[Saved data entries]

○ ○ ○ ○

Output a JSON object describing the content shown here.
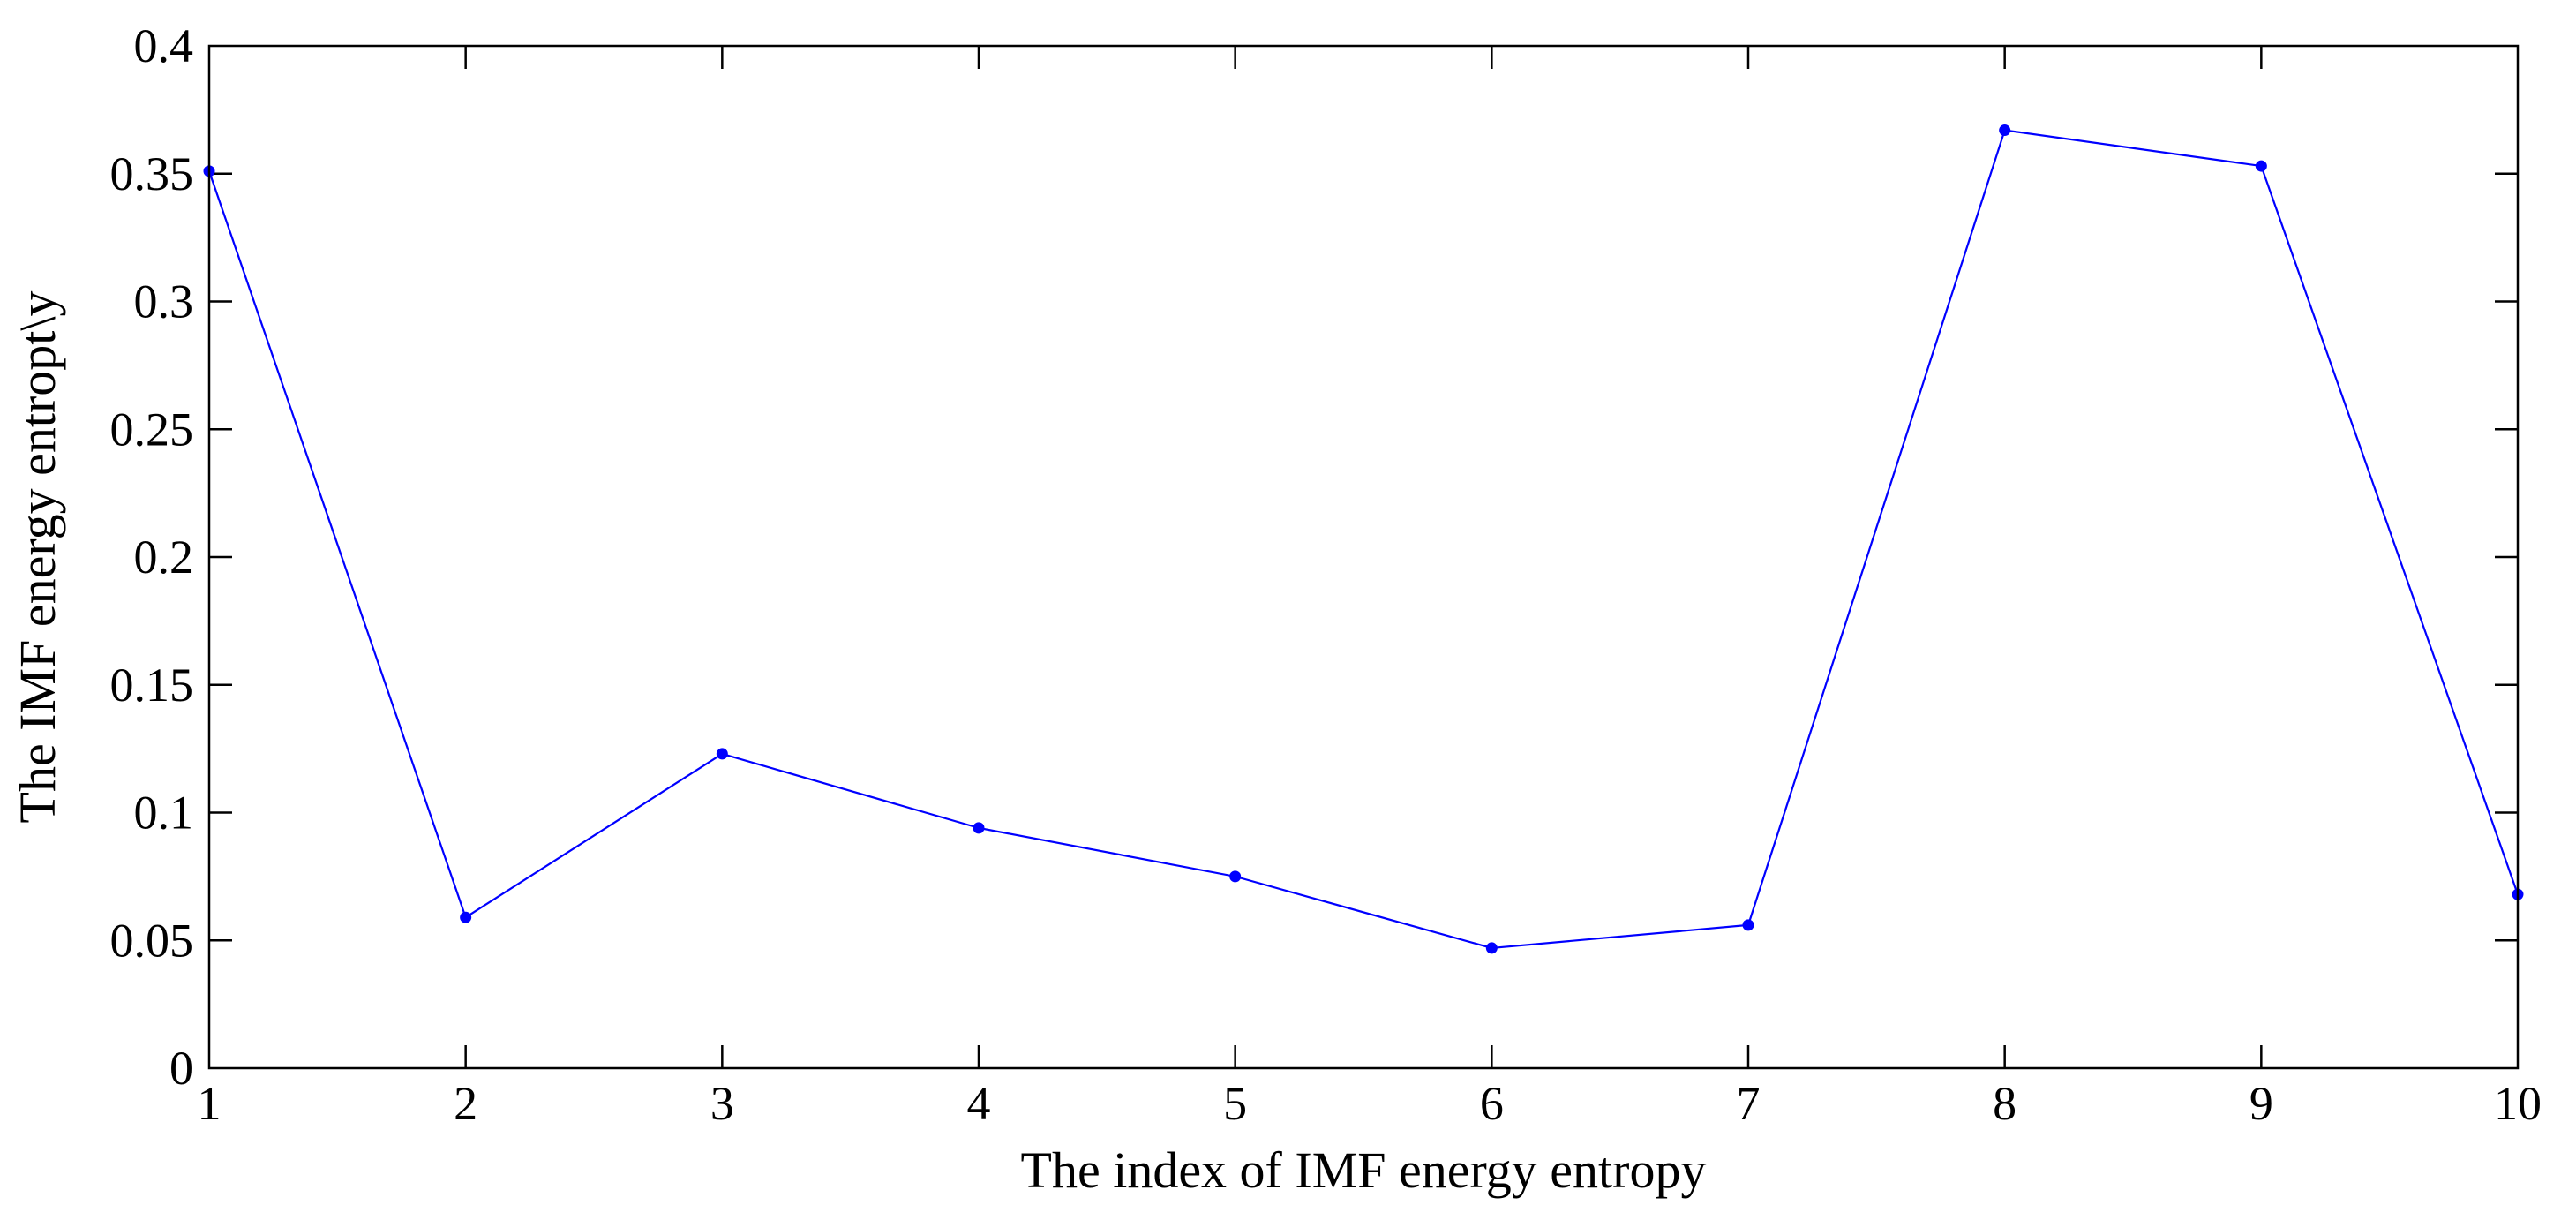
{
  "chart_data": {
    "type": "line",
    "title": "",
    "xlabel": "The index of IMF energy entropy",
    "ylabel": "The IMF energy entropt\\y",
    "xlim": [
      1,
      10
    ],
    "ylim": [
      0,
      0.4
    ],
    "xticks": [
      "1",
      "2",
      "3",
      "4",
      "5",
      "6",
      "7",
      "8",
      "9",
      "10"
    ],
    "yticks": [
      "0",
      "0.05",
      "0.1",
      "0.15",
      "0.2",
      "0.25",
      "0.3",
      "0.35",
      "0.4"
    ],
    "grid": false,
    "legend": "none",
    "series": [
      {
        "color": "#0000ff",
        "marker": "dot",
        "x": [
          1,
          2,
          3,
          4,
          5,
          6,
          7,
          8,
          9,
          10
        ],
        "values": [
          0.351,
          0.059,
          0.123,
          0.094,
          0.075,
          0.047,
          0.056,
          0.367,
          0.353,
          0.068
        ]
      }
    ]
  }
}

○ ○ ○ ○

Give an exact reproduction of every line, leaving out any picture.

Output a JSON object describing the content shown here.
{
  "chart_data": {
    "type": "line",
    "title": "",
    "xlabel": "The index of IMF energy entropy",
    "ylabel": "The IMF energy entropt\\y",
    "xlim": [
      1,
      10
    ],
    "ylim": [
      0,
      0.4
    ],
    "xticks": [
      "1",
      "2",
      "3",
      "4",
      "5",
      "6",
      "7",
      "8",
      "9",
      "10"
    ],
    "yticks": [
      "0",
      "0.05",
      "0.1",
      "0.15",
      "0.2",
      "0.25",
      "0.3",
      "0.35",
      "0.4"
    ],
    "grid": false,
    "legend": "none",
    "series": [
      {
        "color": "#0000ff",
        "marker": "dot",
        "x": [
          1,
          2,
          3,
          4,
          5,
          6,
          7,
          8,
          9,
          10
        ],
        "values": [
          0.351,
          0.059,
          0.123,
          0.094,
          0.075,
          0.047,
          0.056,
          0.367,
          0.353,
          0.068
        ]
      }
    ]
  }
}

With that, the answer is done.